Exercise task
Extract each line of the records below that contains the word "Rupture".

━━━━━━━━━━━━━━━━━━━━

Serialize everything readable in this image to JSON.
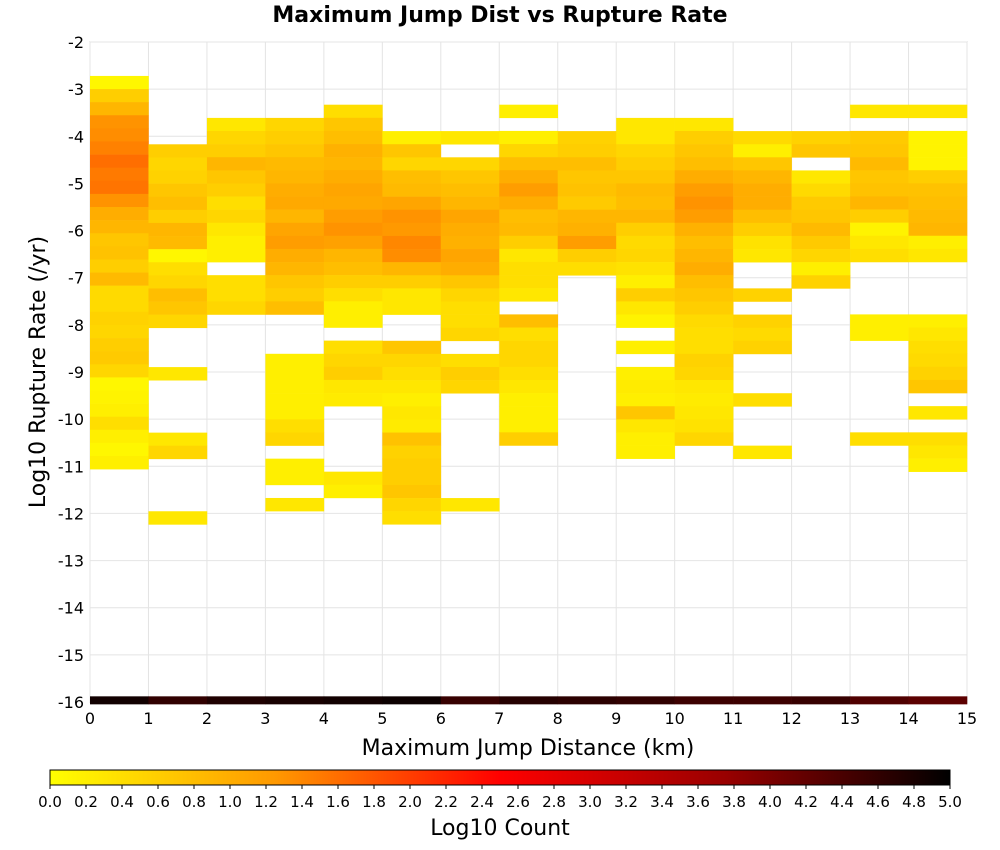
{
  "chart_data": {
    "type": "heatmap",
    "title": "Maximum Jump Dist vs Rupture Rate",
    "xlabel": "Maximum Jump Distance (km)",
    "ylabel": "Log10 Rupture Rate (/yr)",
    "xlim": [
      0,
      15
    ],
    "ylim": [
      -16,
      -2
    ],
    "x_ticks": [
      "0",
      "1",
      "2",
      "3",
      "4",
      "5",
      "6",
      "7",
      "8",
      "9",
      "10",
      "11",
      "12",
      "13",
      "14",
      "15"
    ],
    "y_ticks": [
      "-2",
      "-3",
      "-4",
      "-5",
      "-6",
      "-7",
      "-8",
      "-9",
      "-10",
      "-11",
      "-12",
      "-13",
      "-14",
      "-15",
      "-16"
    ],
    "bin_width_x": 1,
    "bin_height_y": 0.278,
    "grid": true,
    "colorbar": {
      "label": "Log10 Count",
      "min": 0,
      "max": 5,
      "ticks": [
        "0.0",
        "0.2",
        "0.4",
        "0.6",
        "0.8",
        "1.0",
        "1.2",
        "1.4",
        "1.6",
        "1.8",
        "2.0",
        "2.2",
        "2.4",
        "2.6",
        "2.8",
        "3.0",
        "3.2",
        "3.4",
        "3.6",
        "3.8",
        "4.0",
        "4.2",
        "4.4",
        "4.6",
        "4.8",
        "5.0"
      ],
      "colors": [
        "#ffff00",
        "#ff9900",
        "#ff0000",
        "#990000",
        "#000000"
      ]
    },
    "bottom_row": {
      "y": -16,
      "values": [
        4.85,
        4.6,
        4.75,
        4.8,
        4.85,
        4.9,
        4.55,
        4.7,
        4.65,
        4.6,
        4.5,
        4.5,
        4.55,
        4.35,
        4.25
      ]
    },
    "columns": [
      {
        "x": 0,
        "y_top": -2.72,
        "values": [
          0.1,
          0.6,
          0.9,
          1.3,
          1.35,
          1.45,
          1.6,
          1.5,
          1.55,
          1.3,
          1.0,
          0.9,
          0.7,
          0.75,
          0.6,
          0.85,
          0.45,
          0.45,
          0.55,
          0.5,
          0.6,
          0.65,
          0.5,
          0.1,
          0.15,
          0.2,
          0.4,
          0.2,
          0.1,
          0.2
        ]
      },
      {
        "x": 1,
        "y_top": -4.17,
        "values": [
          0.6,
          0.5,
          0.55,
          0.7,
          0.8,
          0.6,
          0.9,
          0.85,
          0.1,
          0.4,
          0.5,
          0.8,
          0.7,
          0.5,
          null,
          null,
          null,
          0.3,
          null,
          null,
          null,
          null,
          0.3,
          0.5,
          null,
          null,
          null,
          null,
          0.3
        ]
      },
      {
        "x": 2,
        "y_top": -3.61,
        "values": [
          0.3,
          0.5,
          0.6,
          0.9,
          0.7,
          0.6,
          0.4,
          0.5,
          0.3,
          0.2,
          0.2,
          null,
          0.4,
          0.4,
          0.5
        ]
      },
      {
        "x": 3,
        "y_top": -3.61,
        "values": [
          0.5,
          0.6,
          0.7,
          0.85,
          0.9,
          1.0,
          1.05,
          0.9,
          1.1,
          1.2,
          1.0,
          0.9,
          0.7,
          0.6,
          0.8,
          null,
          null,
          null,
          0.2,
          0.2,
          0.2,
          0.2,
          0.2,
          0.4,
          0.5,
          null,
          0.2,
          0.2,
          null,
          0.3
        ]
      },
      {
        "x": 4,
        "y_top": -3.33,
        "values": [
          0.4,
          0.7,
          0.8,
          0.95,
          0.9,
          1.0,
          1.1,
          1.05,
          1.2,
          1.3,
          1.15,
          0.9,
          0.8,
          0.6,
          0.4,
          0.2,
          0.2,
          null,
          0.4,
          0.5,
          0.6,
          0.3,
          0.25,
          null,
          null,
          null,
          null,
          null,
          0.3,
          0.2
        ]
      },
      {
        "x": 5,
        "y_top": -3.89,
        "values": [
          0.2,
          0.7,
          0.5,
          0.8,
          0.85,
          1.1,
          1.3,
          1.25,
          1.4,
          1.35,
          0.9,
          0.6,
          0.3,
          0.3,
          null,
          null,
          0.7,
          0.5,
          0.4,
          0.3,
          0.2,
          0.3,
          0.25,
          0.75,
          0.55,
          0.6,
          0.6,
          0.7,
          0.5,
          0.4
        ]
      },
      {
        "x": 6,
        "y_top": -3.89,
        "values": [
          0.3,
          null,
          0.5,
          0.7,
          0.8,
          0.9,
          1.1,
          1.0,
          0.95,
          1.1,
          1.0,
          0.7,
          0.5,
          0.4,
          0.4,
          0.5,
          null,
          0.4,
          0.6,
          0.5,
          null,
          null,
          null,
          null,
          null,
          null,
          null,
          null,
          0.3
        ]
      },
      {
        "x": 7,
        "y_top": -3.33,
        "values": [
          0.2,
          null,
          0.2,
          0.5,
          0.8,
          1.0,
          1.2,
          1.0,
          0.8,
          0.85,
          0.6,
          0.3,
          0.4,
          0.4,
          0.3,
          null,
          0.8,
          0.4,
          0.5,
          0.5,
          0.4,
          0.3,
          0.2,
          0.2,
          0.2,
          0.6
        ]
      },
      {
        "x": 8,
        "y_top": -3.89,
        "values": [
          0.55,
          0.6,
          0.8,
          0.7,
          0.75,
          0.65,
          0.9,
          0.95,
          1.2,
          0.6,
          0.4
        ]
      },
      {
        "x": 9,
        "y_top": -3.61,
        "values": [
          0.3,
          0.3,
          0.5,
          0.6,
          0.7,
          0.85,
          0.8,
          0.9,
          0.6,
          0.45,
          0.5,
          0.35,
          0.2,
          0.6,
          0.3,
          0.15,
          null,
          0.2,
          null,
          0.2,
          0.25,
          0.2,
          0.7,
          0.3,
          0.2,
          0.2
        ]
      },
      {
        "x": 10,
        "y_top": -3.61,
        "values": [
          0.3,
          0.6,
          0.7,
          0.8,
          1.0,
          1.2,
          1.3,
          1.2,
          0.95,
          0.8,
          0.9,
          1.0,
          0.8,
          0.7,
          0.6,
          0.45,
          0.4,
          0.4,
          0.55,
          0.5,
          0.3,
          0.25,
          0.3,
          0.35,
          0.5
        ]
      },
      {
        "x": 11,
        "y_top": -3.89,
        "values": [
          0.45,
          0.2,
          0.7,
          0.9,
          1.0,
          1.0,
          0.8,
          0.6,
          0.35,
          0.3,
          null,
          null,
          0.55,
          null,
          0.55,
          0.45,
          0.55,
          null,
          null,
          null,
          0.4,
          null,
          null,
          null,
          0.3
        ]
      },
      {
        "x": 12,
        "y_top": -3.89,
        "values": [
          0.55,
          0.7,
          null,
          0.3,
          0.45,
          0.65,
          0.7,
          0.85,
          0.65,
          0.5,
          0.2,
          0.55
        ]
      },
      {
        "x": 13,
        "y_top": -3.33,
        "values": [
          0.3,
          null,
          0.65,
          0.7,
          0.85,
          0.7,
          0.75,
          0.9,
          0.6,
          0.15,
          0.3,
          0.4,
          null,
          null,
          null,
          null,
          0.2,
          0.2,
          null,
          null,
          null,
          null,
          null,
          null,
          null,
          0.4
        ]
      },
      {
        "x": 14,
        "y_top": -3.33,
        "values": [
          0.3,
          null,
          0.15,
          0.15,
          0.15,
          0.6,
          0.75,
          0.8,
          0.85,
          0.9,
          0.2,
          0.3,
          null,
          null,
          null,
          null,
          0.2,
          0.3,
          0.4,
          0.45,
          0.55,
          0.7,
          null,
          0.3,
          null,
          0.4,
          0.3,
          0.2
        ]
      }
    ]
  }
}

━━━━━━━━━━━━━━━━━━━━

Result
    "title": "Maximum Jump Dist vs Rupture Rate",
    "ylabel": "Log10 Rupture Rate (/yr)",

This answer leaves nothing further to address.